◆ WHAT IS BEING ASKED ◆
Set the listing down again exactly, please, apart from its pictures.

◆ RECORDS SHOWN ◆
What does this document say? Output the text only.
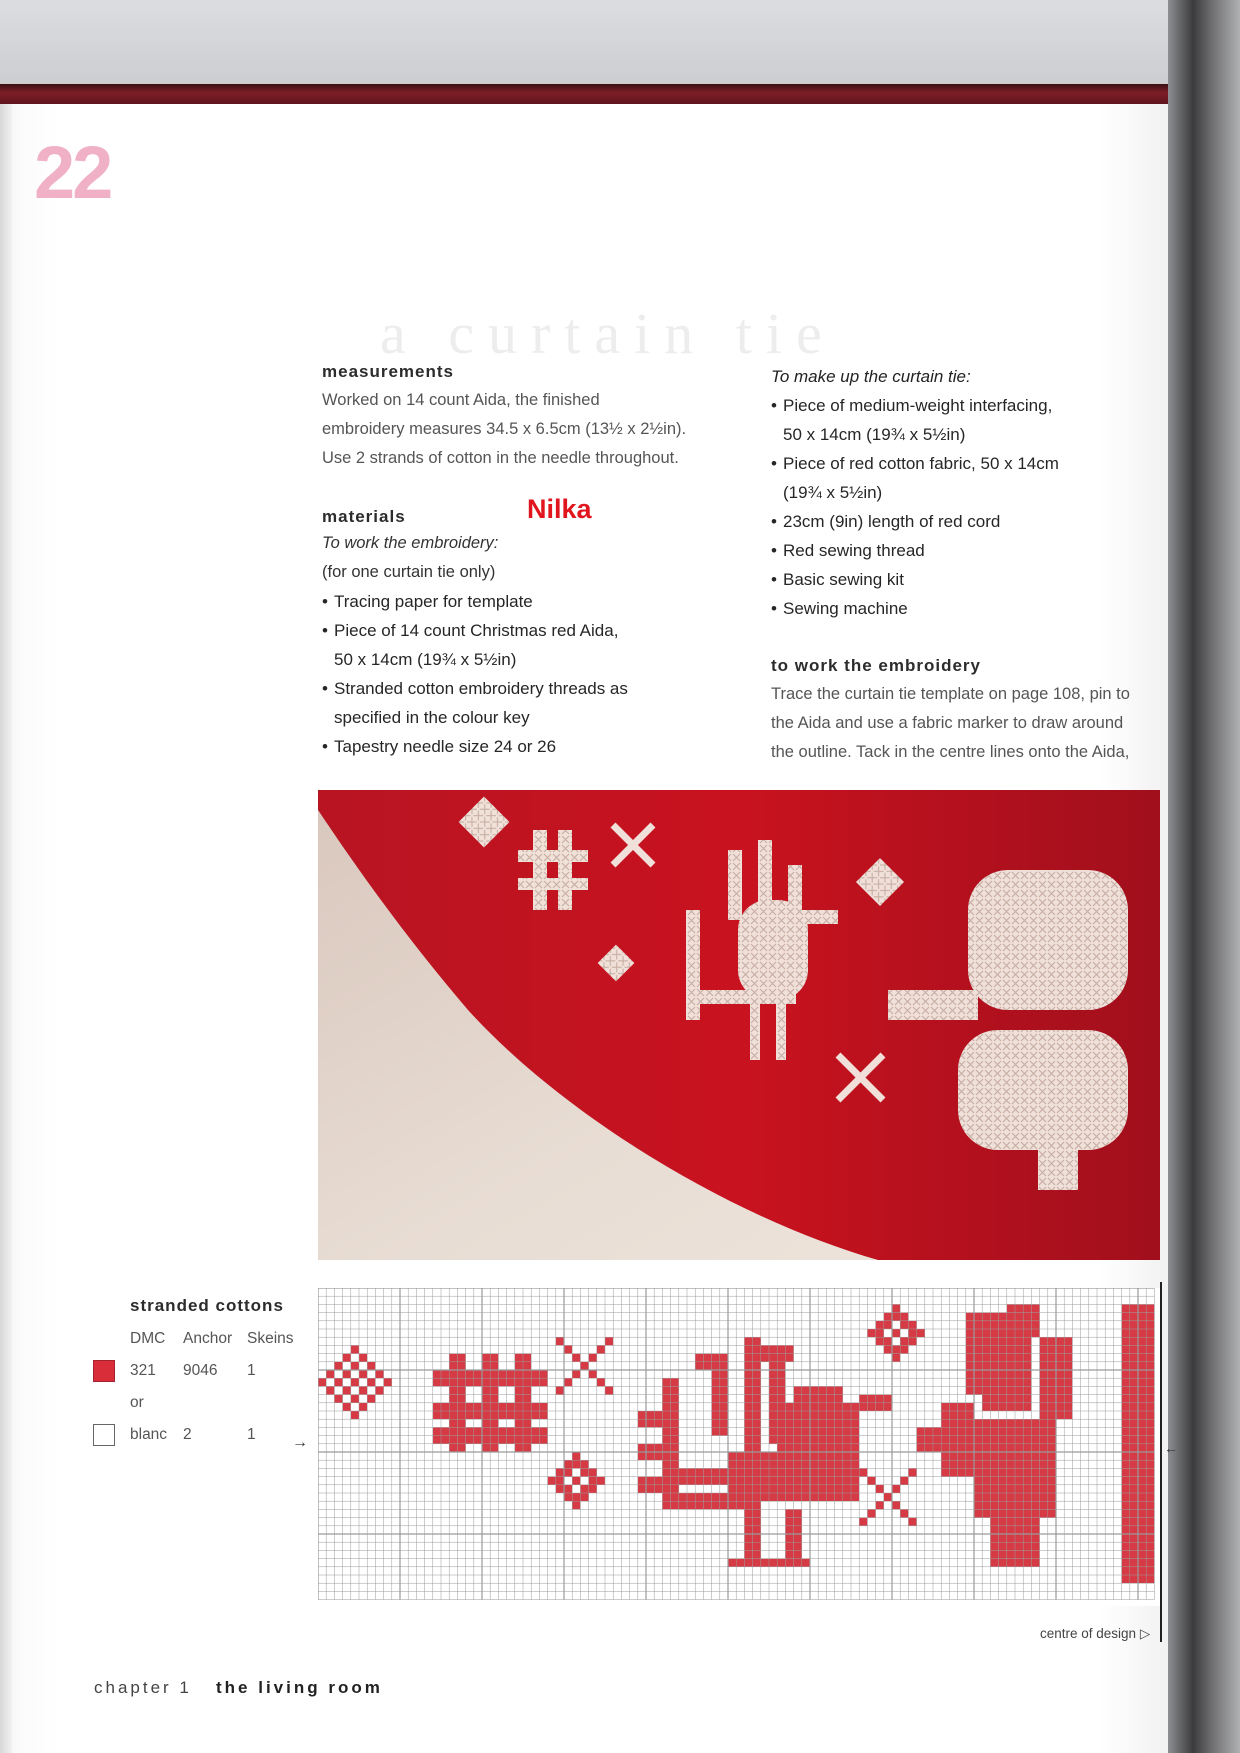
22
a curtain tie
measurements
Worked on 14 count Aida, the finished
embroidery measures 34.5 x 6.5cm (13½ x 2½in).
Use 2 strands of cotton in the needle throughout.
materials
To work the embroidery:
(for one curtain tie only)
• Tracing paper for template
• Piece of 14 count Christmas red Aida,
50 x 14cm (19¾ x 5½in)
• Stranded cotton embroidery threads as
specified in the colour key
• Tapestry needle size 24 or 26
Nilka
To make up the curtain tie:
• Piece of medium-weight interfacing,
50 x 14cm (19¾ x 5½in)
• Piece of red cotton fabric, 50 x 14cm
(19¾ x 5½in)
• 23cm (9in) length of red cord
• Red sewing thread
• Basic sewing kit
• Sewing machine
to work the embroidery
Trace the curtain tie template on page 108, pin to
the Aida and use a fabric marker to draw around
the outline. Tack in the centre lines onto the Aida,
stranded cottons
DMC Anchor Skeins
321 9046 1
or
blanc 2	1 →	←
centre of design ▷
chapter 1 the living room
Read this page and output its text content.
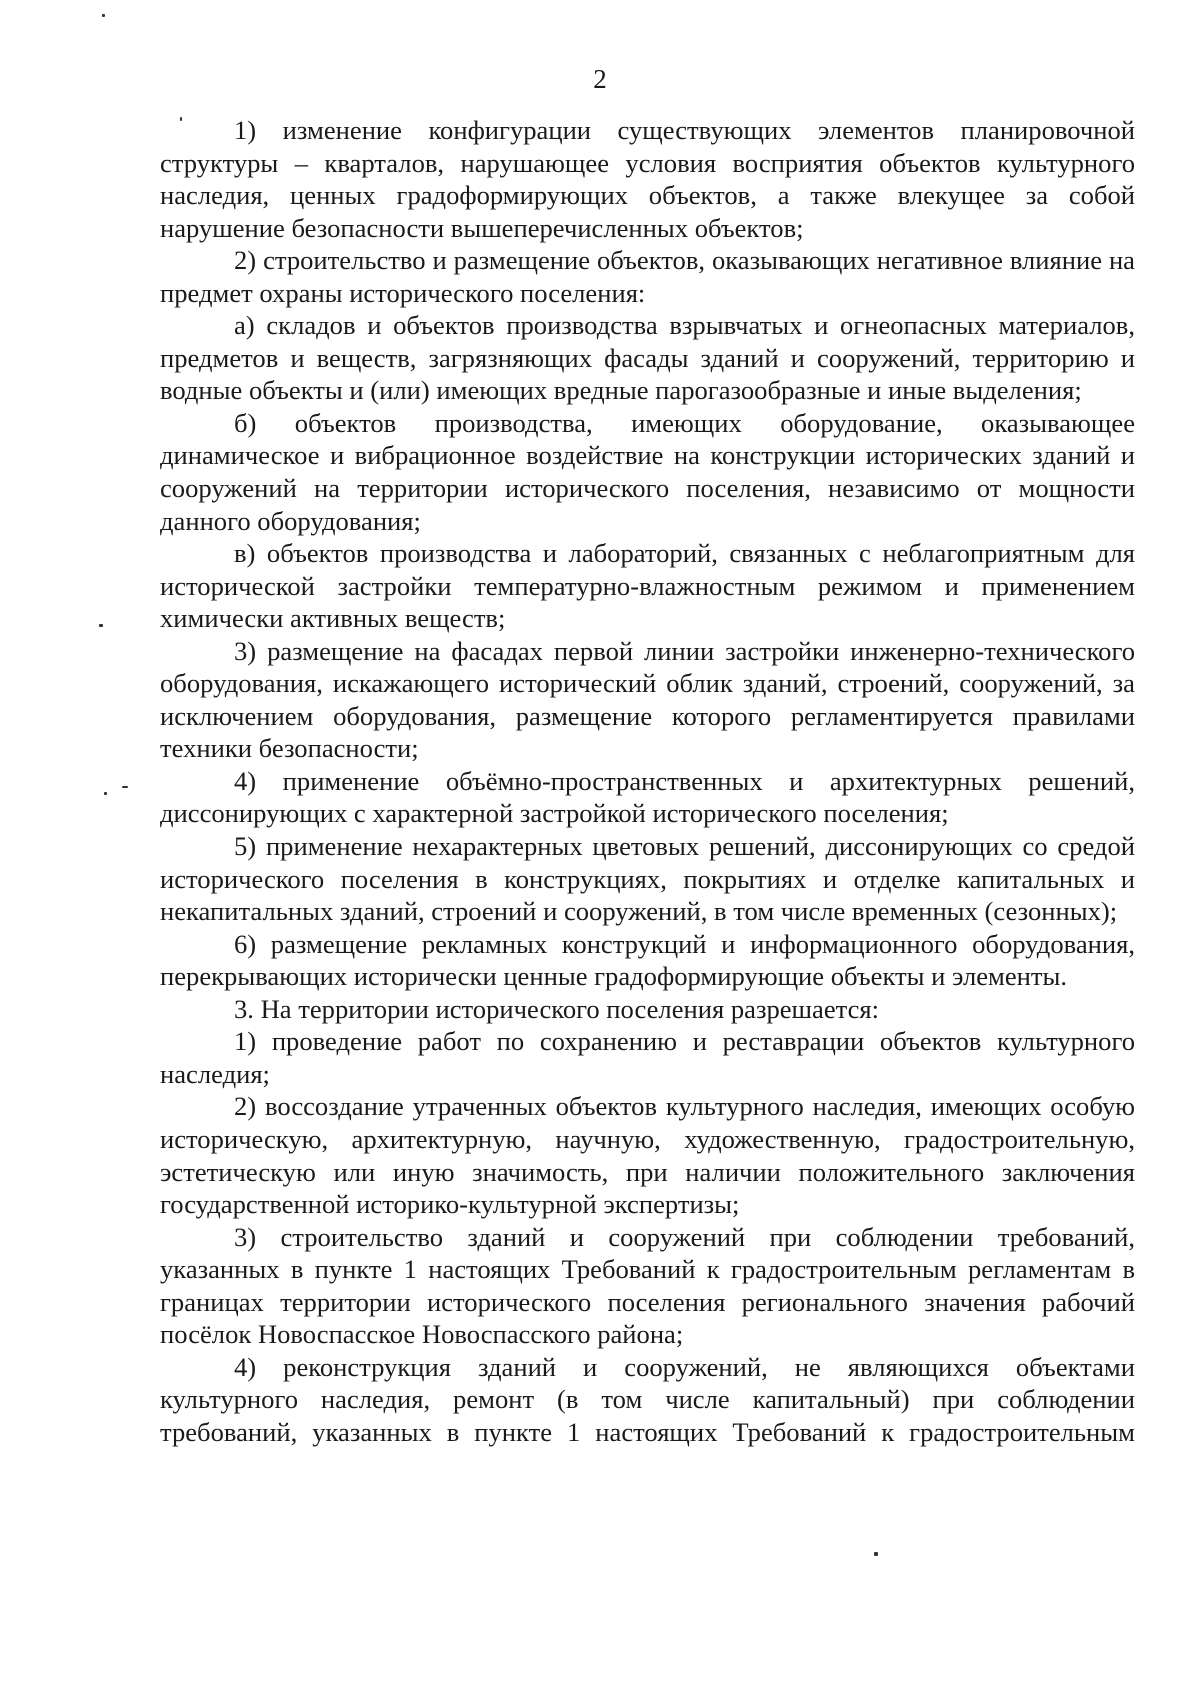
2

1) изменение конфигурации существующих элементов планировочной структуры – кварталов, нарушающее условия восприятия объектов культурного наследия, ценных градоформирующих объектов, а также влекущее за собой нарушение безопасности вышеперечисленных объектов;

2) строительство и размещение объектов, оказывающих негативное влияние на предмет охраны исторического поселения:

а) складов и объектов производства взрывчатых и огнеопасных материалов, предметов и веществ, загрязняющих фасады зданий и сооружений, территорию и водные объекты и (или) имеющих вредные парогазообразные и иные выделения;

б) объектов производства, имеющих оборудование, оказывающее динамическое и вибрационное воздействие на конструкции исторических зданий и сооружений на территории исторического поселения, независимо от мощности данного оборудования;

в) объектов производства и лабораторий, связанных с неблагоприятным для исторической застройки температурно-влажностным режимом и применением химически активных веществ;

3) размещение на фасадах первой линии застройки инженерно-технического оборудования, искажающего исторический облик зданий, строений, сооружений, за исключением оборудования, размещение которого регламентируется правилами техники безопасности;

4) применение объёмно-пространственных и архитектурных решений, диссонирующих с характерной застройкой исторического поселения;

5) применение нехарактерных цветовых решений, диссонирующих со средой исторического поселения в конструкциях, покрытиях и отделке капитальных и некапитальных зданий, строений и сооружений, в том числе временных (сезонных);

6) размещение рекламных конструкций и информационного оборудования, перекрывающих исторически ценные градоформирующие объекты и элементы.

3. На территории исторического поселения разрешается:

1) проведение работ по сохранению и реставрации объектов культурного наследия;

2) воссоздание утраченных объектов культурного наследия, имеющих особую историческую, архитектурную, научную, художественную, градостроительную, эстетическую или иную значимость, при наличии положительного заключения государственной историко-культурной экспертизы;

3) строительство зданий и сооружений при соблюдении требований, указанных в пункте 1 настоящих Требований к градостроительным регламентам в границах территории исторического поселения регионального значения рабочий посёлок Новоспасское Новоспасского района;

4) реконструкция зданий и сооружений, не являющихся объектами культурного наследия, ремонт (в том числе капитальный) при соблюдении требований, указанных в пункте 1 настоящих Требований к градостроительным
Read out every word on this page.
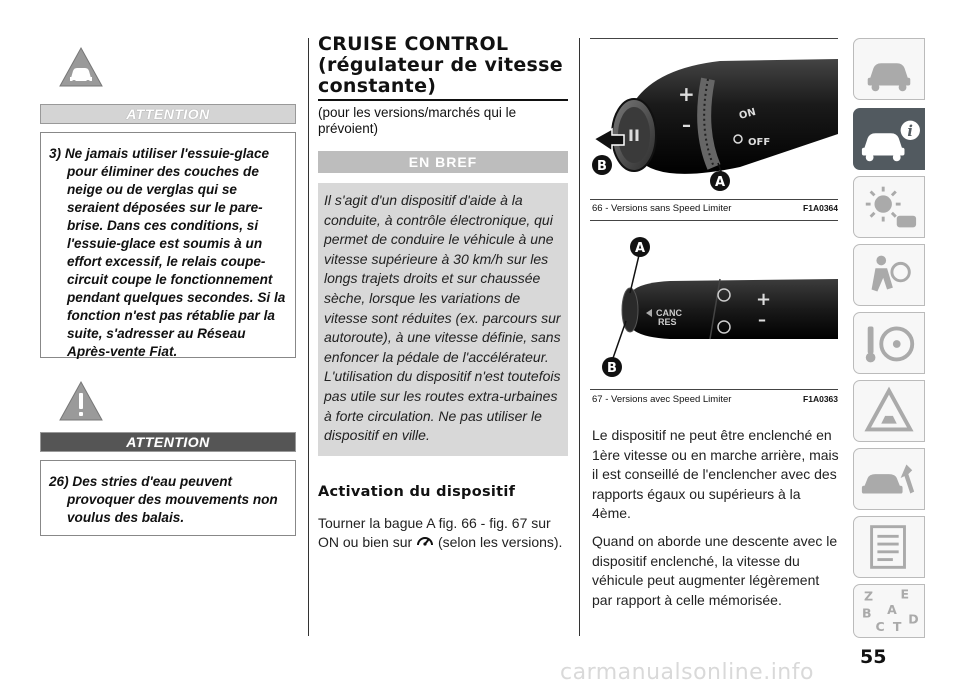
ATTENTION

3) Ne jamais utiliser l'essuie-glace pour éliminer des couches de neige ou de verglas qui se seraient déposées sur le pare-brise. Dans ces conditions, si l'essuie-glace est soumis à un effort excessif, le relais coupe-circuit coupe le fonctionnement pendant quelques secondes. Si la fonction n'est pas rétablie par la suite, s'adresser au Réseau Après-vente Fiat.

ATTENTION

26) Des stries d'eau peuvent provoquer des mouvements non voulus des balais.

CRUISE CONTROL (régulateur de vitesse constante)
(pour les versions/marchés qui le prévoient)
EN BREF
Il s'agit d'un dispositif d'aide à la conduite, à contrôle électronique, qui permet de conduire le véhicule à une vitesse supérieure à 30 km/h sur les longs trajets droits et sur chaussée sèche, lorsque les variations de vitesse sont réduites (ex. parcours sur autoroute), à une vitesse définie, sans enfoncer la pédale de l'accélérateur. L'utilisation du dispositif n'est toutefois pas utile sur les routes extra-urbaines à forte circulation. Ne pas utiliser le dispositif en ville.
Activation du dispositif
Tourner la bague A fig. 66 - fig. 67 sur ON ou bien sur (selon les versions).
II
+
–
ON
OFF
B
A
66 - Versions sans Speed Limiter	F1A0364
CANC
RES
+
–
A
B
67 - Versions avec Speed Limiter	F1A0363

Le dispositif ne peut être enclenché en 1ère vitesse ou en marche arrière, mais il est conseillé de l'enclencher avec des rapports égaux ou supérieurs à la 4ème.

Quand on aborde une descente avec le dispositif enclenché, la vitesse du véhicule peut augmenter légèrement par rapport à celle mémorisée.

i
Z E
B A
C T
D
55
carmanualsonline.info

◆ REPLY TO THE EXERCISE ◆
What does this document say? Output the text only.
22
a curtain tie
measurements
Worked on 14 count Aida, the finished
embroidery measures 34.5 x 6.5cm (13½ x 2½in).
Use 2 strands of cotton in the needle throughout.
materials
To work the embroidery:
(for one curtain tie only)
• Tracing paper for template
• Piece of 14 count Christmas red Aida,
50 x 14cm (19¾ x 5½in)
• Stranded cotton embroidery threads as
specified in the colour key
• Tapestry needle size 24 or 26
Nilka
To make up the curtain tie:
• Piece of medium-weight interfacing,
50 x 14cm (19¾ x 5½in)
• Piece of red cotton fabric, 50 x 14cm
(19¾ x 5½in)
• 23cm (9in) length of red cord
• Red sewing thread
• Basic sewing kit
• Sewing machine
to work the embroidery
Trace the curtain tie template on page 108, pin to
the Aida and use a fabric marker to draw around
the outline. Tack in the centre lines onto the Aida,
stranded cottons
DMC Anchor Skeins
321 9046 1
or
blanc 2	1 →	←
centre of design ▷
chapter 1 the living room
Read this page and output its text content.
2

1) изменение конфигурации существующих элементов планировочной структуры – кварталов, нарушающее условия восприятия объектов культурного наследия, ценных градоформирующих объектов, а также влекущее за собой нарушение безопасности вышеперечисленных объектов;

2) строительство и размещение объектов, оказывающих негативное влияние на предмет охраны исторического поселения:

а) складов и объектов производства взрывчатых и огнеопасных материалов, предметов и веществ, загрязняющих фасады зданий и сооружений, территорию и водные объекты и (или) имеющих вредные парогазообразные и иные выделения;

б) объектов производства, имеющих оборудование, оказывающее динамическое и вибрационное воздействие на конструкции исторических зданий и сооружений на территории исторического поселения, независимо от мощности данного оборудования;

в) объектов производства и лабораторий, связанных с неблагоприятным для исторической застройки температурно-влажностным режимом и применением химически активных веществ;

3) размещение на фасадах первой линии застройки инженерно-технического оборудования, искажающего исторический облик зданий, строений, сооружений, за исключением оборудования, размещение которого регламентируется правилами техники безопасности;

4) применение объёмно-пространственных и архитектурных решений, диссонирующих с характерной застройкой исторического поселения;

5) применение нехарактерных цветовых решений, диссонирующих со средой исторического поселения в конструкциях, покрытиях и отделке капитальных и некапитальных зданий, строений и сооружений, в том числе временных (сезонных);

6) размещение рекламных конструкций и информационного оборудования, перекрывающих исторически ценные градоформирующие объекты и элементы.

3. На территории исторического поселения разрешается:

1) проведение работ по сохранению и реставрации объектов культурного наследия;

2) воссоздание утраченных объектов культурного наследия, имеющих особую историческую, архитектурную, научную, художественную, градостроительную, эстетическую или иную значимость, при наличии положительного заключения государственной историко-культурной экспертизы;

3) строительство зданий и сооружений при соблюдении требований, указанных в пункте 1 настоящих Требований к градостроительным регламентам в границах территории исторического поселения регионального значения рабочий посёлок Новоспасское Новоспасского района;

4) реконструкция зданий и сооружений, не являющихся объектами культурного наследия, ремонт (в том числе капитальный) при соблюдении требований, указанных в пункте 1 настоящих Требований к градостроительным
Read out every word on this page.
ATTENTION

3) Ne jamais utiliser l'essuie-glace pour éliminer des couches de neige ou de verglas qui se seraient déposées sur le pare-brise. Dans ces conditions, si l'essuie-glace est soumis à un effort excessif, le relais coupe-circuit coupe le fonctionnement pendant quelques secondes. Si la fonction n'est pas rétablie par la suite, s'adresser au Réseau Après-vente Fiat.

ATTENTION

26) Des stries d'eau peuvent provoquer des mouvements non voulus des balais.

CRUISE CONTROL (régulateur de vitesse constante)
(pour les versions/marchés qui le prévoient)
EN BREF
Il s'agit d'un dispositif d'aide à la conduite, à contrôle électronique, qui permet de conduire le véhicule à une vitesse supérieure à 30 km/h sur les longs trajets droits et sur chaussée sèche, lorsque les variations de vitesse sont réduites (ex. parcours sur autoroute), à une vitesse définie, sans enfoncer la pédale de l'accélérateur. L'utilisation du dispositif n'est toutefois pas utile sur les routes extra-urbaines à forte circulation. Ne pas utiliser le dispositif en ville.
Activation du dispositif
Tourner la bague A fig. 66 - fig. 67 sur ON ou bien sur (selon les versions).
II
+
–
ON
OFF
B
A
66 - Versions sans Speed Limiter	F1A0364
CANC
RES
+
–
A
B
67 - Versions avec Speed Limiter	F1A0363

Le dispositif ne peut être enclenché en 1ère vitesse ou en marche arrière, mais il est conseillé de l'enclencher avec des rapports égaux ou supérieurs à la 4ème.

Quand on aborde une descente avec le dispositif enclenché, la vitesse du véhicule peut augmenter légèrement par rapport à celle mémorisée.

i
Z E
B A
C T
D
55
carmanualsonline.info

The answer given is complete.